Omit every picture, then give all the entries again exactly.

[start]

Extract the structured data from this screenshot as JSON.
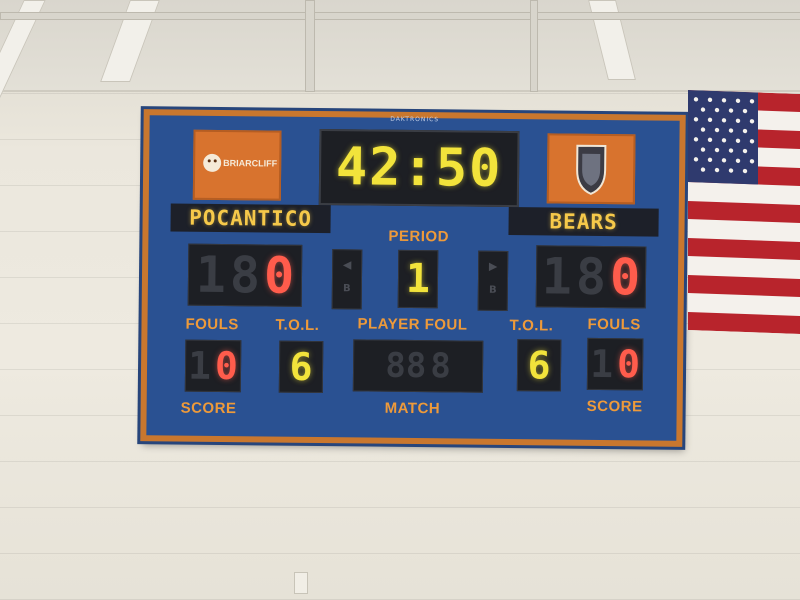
{
  "scoreboard": {
    "brand": "DAKTRONICS",
    "clock": "42:50",
    "home_team": "POCANTICO",
    "away_team": "BEARS",
    "logo_left_text": "BRIARCLIFF",
    "period_label": "PERIOD",
    "period": "1",
    "home_score": "0",
    "away_score": "0",
    "home_fouls": "0",
    "away_fouls": "0",
    "home_tol": "6",
    "away_tol": "6",
    "fouls_label": "FOULS",
    "tol_label": "T.O.L.",
    "player_foul_label": "PLAYER FOUL",
    "score_label": "SCORE",
    "match_label": "MATCH",
    "possession_left": "B",
    "possession_right": "B"
  },
  "colors": {
    "board_blue": "#2a5192",
    "board_orange": "#c9772e",
    "led_yellow": "#f2e33b",
    "led_red": "#ff5c4c",
    "label_orange": "#ee9a3a"
  }
}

[end]

Answer to the exercise ::
Extract the structured data from this screenshot as JSON.
{
  "scoreboard": {
    "brand": "DAKTRONICS",
    "clock": "42:50",
    "home_team": "POCANTICO",
    "away_team": "BEARS",
    "logo_left_text": "BRIARCLIFF",
    "period_label": "PERIOD",
    "period": "1",
    "home_score": "0",
    "away_score": "0",
    "home_fouls": "0",
    "away_fouls": "0",
    "home_tol": "6",
    "away_tol": "6",
    "fouls_label": "FOULS",
    "tol_label": "T.O.L.",
    "player_foul_label": "PLAYER FOUL",
    "score_label": "SCORE",
    "match_label": "MATCH",
    "possession_left": "B",
    "possession_right": "B"
  },
  "colors": {
    "board_blue": "#2a5192",
    "board_orange": "#c9772e",
    "led_yellow": "#f2e33b",
    "led_red": "#ff5c4c",
    "label_orange": "#ee9a3a"
  }
}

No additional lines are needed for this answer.